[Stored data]
-- start --

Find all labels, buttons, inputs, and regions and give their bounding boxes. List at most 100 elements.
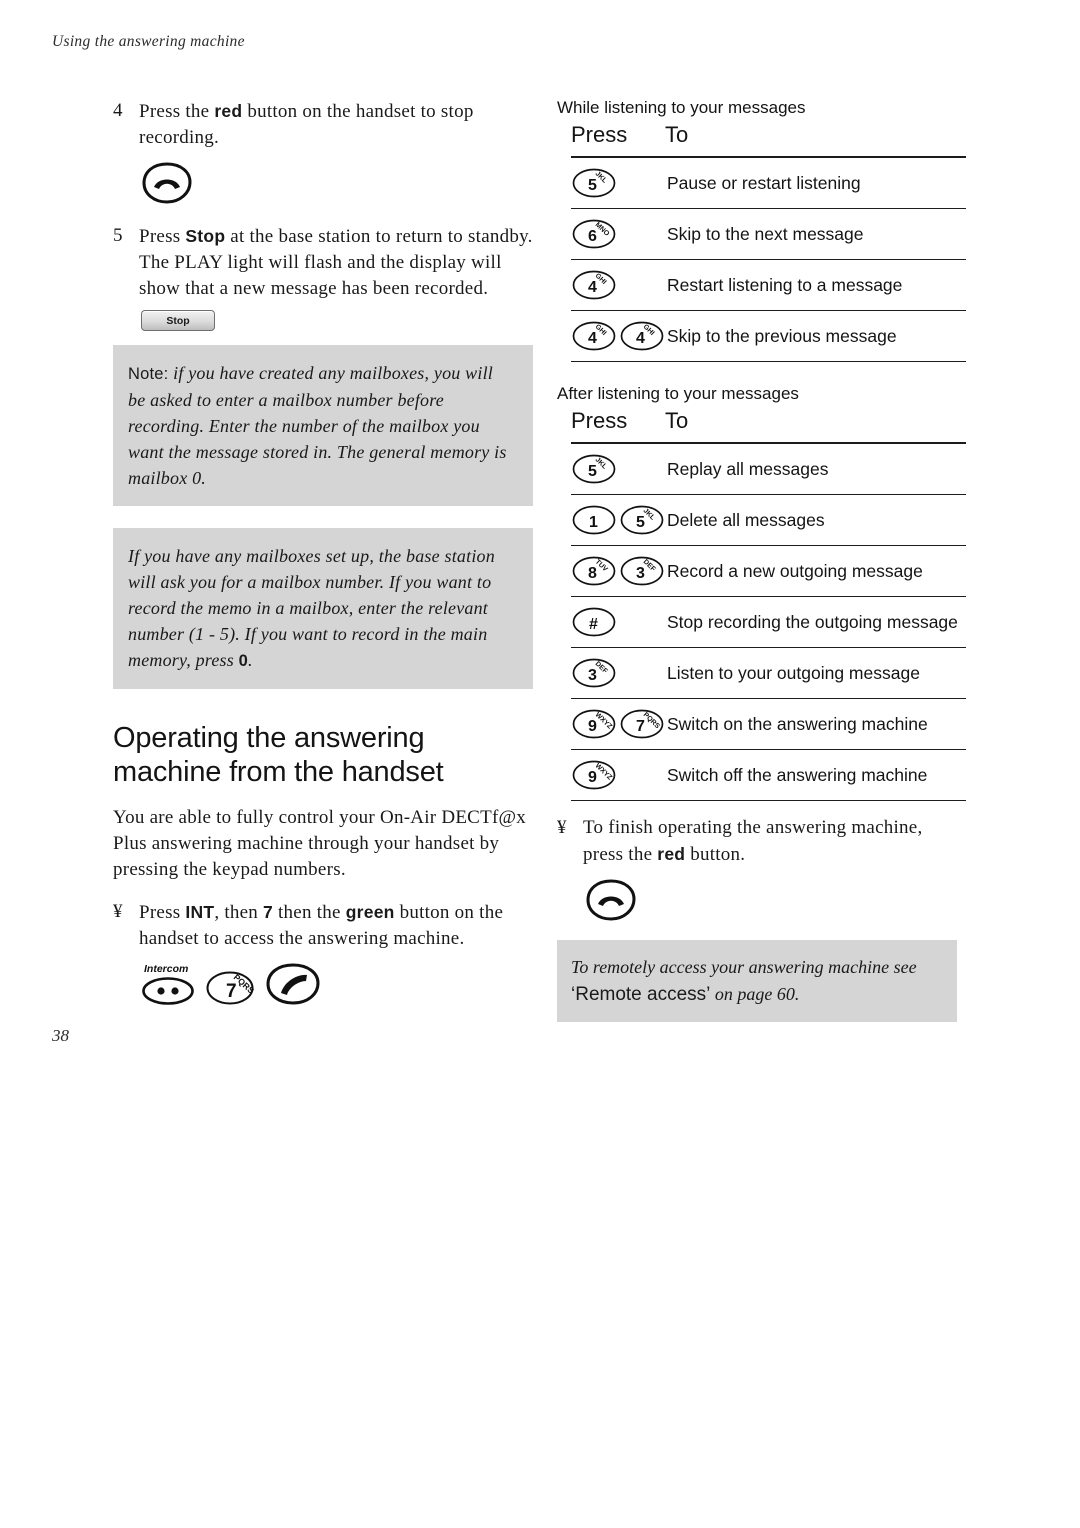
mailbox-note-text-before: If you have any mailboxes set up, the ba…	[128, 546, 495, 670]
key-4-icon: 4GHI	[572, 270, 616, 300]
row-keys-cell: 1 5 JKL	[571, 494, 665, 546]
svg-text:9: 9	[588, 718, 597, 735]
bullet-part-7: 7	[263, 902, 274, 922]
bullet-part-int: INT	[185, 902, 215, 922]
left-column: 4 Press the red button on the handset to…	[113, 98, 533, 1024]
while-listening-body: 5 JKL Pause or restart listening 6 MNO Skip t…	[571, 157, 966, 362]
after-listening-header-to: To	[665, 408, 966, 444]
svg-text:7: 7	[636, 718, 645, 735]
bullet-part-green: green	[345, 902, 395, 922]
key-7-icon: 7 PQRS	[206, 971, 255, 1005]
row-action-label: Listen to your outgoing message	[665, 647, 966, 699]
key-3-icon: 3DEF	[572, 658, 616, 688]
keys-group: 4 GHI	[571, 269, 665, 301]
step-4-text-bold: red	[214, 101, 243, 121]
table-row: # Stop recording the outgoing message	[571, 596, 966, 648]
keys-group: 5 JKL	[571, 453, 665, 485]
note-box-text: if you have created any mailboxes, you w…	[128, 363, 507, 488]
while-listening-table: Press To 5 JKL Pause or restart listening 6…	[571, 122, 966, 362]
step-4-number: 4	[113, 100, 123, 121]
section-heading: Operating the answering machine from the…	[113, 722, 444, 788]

-- end --

PROBLEM STATEMENT
Transcribe every line of the rows above exactly, leaving out the picture.

TASK RESPONSE
Find all labels, buttons, inputs, and regions and give their bounding boxes. List at most 100 elements.
mailbox-note-text-before: If you have any mailboxes set up, the ba…	[128, 546, 495, 670]
key-4-icon: 4GHI	[572, 270, 616, 300]
row-keys-cell: 1 5 JKL	[571, 494, 665, 546]
svg-text:9: 9	[588, 718, 597, 735]
bullet-part-7: 7	[263, 902, 274, 922]
bullet-part-int: INT	[185, 902, 215, 922]
left-column: 4 Press the red button on the handset to…	[113, 98, 533, 1024]
while-listening-body: 5 JKL Pause or restart listening 6 MNO Skip t…	[571, 157, 966, 362]
after-listening-header-to: To	[665, 408, 966, 444]
svg-text:7: 7	[636, 718, 645, 735]
bullet-part-green: green	[345, 902, 395, 922]
key-7-icon: 7 PQRS	[206, 971, 255, 1005]
row-action-label: Listen to your outgoing message	[665, 647, 966, 699]
key-3-icon: 3DEF	[572, 658, 616, 688]
keys-group: 4 GHI	[571, 269, 665, 301]
step-4-text-bold: red	[214, 101, 243, 121]
table-row: # Stop recording the outgoing message	[571, 596, 966, 648]
keys-group: 5 JKL	[571, 453, 665, 485]
note-box-text: if you have created any mailboxes, you w…	[128, 363, 507, 488]
while-listening-table: Press To 5 JKL Pause or restart listening 6…	[571, 122, 966, 362]
step-4-number: 4	[113, 100, 123, 121]
section-heading: Operating the answering machine from the…	[113, 722, 444, 788]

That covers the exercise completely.